=== INFORMATION PROVIDED ===

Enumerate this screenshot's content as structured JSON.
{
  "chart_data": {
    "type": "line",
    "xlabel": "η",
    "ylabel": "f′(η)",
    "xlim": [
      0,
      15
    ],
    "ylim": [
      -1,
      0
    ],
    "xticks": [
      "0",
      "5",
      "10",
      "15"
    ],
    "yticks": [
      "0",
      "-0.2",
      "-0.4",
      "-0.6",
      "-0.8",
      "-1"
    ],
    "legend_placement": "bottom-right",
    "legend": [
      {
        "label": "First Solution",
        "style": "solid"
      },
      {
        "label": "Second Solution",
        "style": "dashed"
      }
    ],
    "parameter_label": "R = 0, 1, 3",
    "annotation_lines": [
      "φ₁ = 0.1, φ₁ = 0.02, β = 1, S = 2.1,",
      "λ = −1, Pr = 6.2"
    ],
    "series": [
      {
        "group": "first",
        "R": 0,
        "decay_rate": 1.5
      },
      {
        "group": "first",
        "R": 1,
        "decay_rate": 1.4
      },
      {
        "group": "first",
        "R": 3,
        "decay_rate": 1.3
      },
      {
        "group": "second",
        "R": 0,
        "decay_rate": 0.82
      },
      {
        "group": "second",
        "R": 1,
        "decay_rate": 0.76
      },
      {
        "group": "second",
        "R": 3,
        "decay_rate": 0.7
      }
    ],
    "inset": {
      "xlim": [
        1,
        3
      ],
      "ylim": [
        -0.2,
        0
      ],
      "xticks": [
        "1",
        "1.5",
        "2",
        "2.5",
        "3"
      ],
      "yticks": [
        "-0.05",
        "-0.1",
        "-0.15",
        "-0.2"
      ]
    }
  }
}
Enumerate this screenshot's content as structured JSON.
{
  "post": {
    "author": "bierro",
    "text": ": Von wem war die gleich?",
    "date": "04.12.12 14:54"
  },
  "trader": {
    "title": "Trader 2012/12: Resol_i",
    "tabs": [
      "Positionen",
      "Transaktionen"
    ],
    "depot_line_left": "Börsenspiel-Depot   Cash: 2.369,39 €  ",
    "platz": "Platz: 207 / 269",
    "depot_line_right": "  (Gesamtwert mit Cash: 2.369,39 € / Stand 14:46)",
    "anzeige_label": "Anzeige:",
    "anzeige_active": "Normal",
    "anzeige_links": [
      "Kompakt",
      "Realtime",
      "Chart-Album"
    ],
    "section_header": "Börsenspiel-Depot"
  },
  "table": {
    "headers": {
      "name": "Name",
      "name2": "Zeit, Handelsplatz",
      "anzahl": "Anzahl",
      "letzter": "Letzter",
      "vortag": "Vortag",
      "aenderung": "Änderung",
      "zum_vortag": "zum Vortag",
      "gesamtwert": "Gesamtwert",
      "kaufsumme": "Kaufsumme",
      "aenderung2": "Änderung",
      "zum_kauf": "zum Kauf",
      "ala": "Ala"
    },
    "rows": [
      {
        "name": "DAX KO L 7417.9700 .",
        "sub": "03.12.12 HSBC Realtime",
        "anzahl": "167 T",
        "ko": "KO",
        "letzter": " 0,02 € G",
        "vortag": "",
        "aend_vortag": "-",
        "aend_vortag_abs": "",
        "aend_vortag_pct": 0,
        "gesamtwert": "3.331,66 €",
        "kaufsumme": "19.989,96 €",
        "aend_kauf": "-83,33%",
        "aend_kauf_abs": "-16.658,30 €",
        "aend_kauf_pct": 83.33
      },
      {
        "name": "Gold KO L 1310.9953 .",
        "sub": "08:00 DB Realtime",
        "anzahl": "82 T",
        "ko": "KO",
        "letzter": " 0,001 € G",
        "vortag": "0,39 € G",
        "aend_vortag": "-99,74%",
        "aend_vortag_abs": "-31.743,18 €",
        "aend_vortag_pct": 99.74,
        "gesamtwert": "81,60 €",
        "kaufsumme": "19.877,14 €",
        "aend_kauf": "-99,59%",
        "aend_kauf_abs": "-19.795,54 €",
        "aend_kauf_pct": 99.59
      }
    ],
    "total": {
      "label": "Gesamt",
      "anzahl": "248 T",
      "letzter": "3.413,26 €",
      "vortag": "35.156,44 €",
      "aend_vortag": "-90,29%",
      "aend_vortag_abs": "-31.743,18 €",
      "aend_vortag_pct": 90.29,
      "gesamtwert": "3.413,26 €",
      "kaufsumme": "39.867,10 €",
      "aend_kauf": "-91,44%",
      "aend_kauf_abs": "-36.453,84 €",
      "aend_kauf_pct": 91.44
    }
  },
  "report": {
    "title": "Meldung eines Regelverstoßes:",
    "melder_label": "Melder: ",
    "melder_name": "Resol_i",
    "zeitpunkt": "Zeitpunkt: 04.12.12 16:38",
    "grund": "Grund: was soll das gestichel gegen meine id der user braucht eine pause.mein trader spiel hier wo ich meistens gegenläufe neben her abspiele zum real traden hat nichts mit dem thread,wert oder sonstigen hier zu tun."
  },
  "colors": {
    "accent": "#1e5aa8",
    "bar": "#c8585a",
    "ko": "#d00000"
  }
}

===

DIRECTION: Show all lines above holding "title".

RESULT OF THIS EXERCISE:
    "title": "Trader 2012/12: Resol_i",
    "title": "Meldung eines Regelverstoßes:",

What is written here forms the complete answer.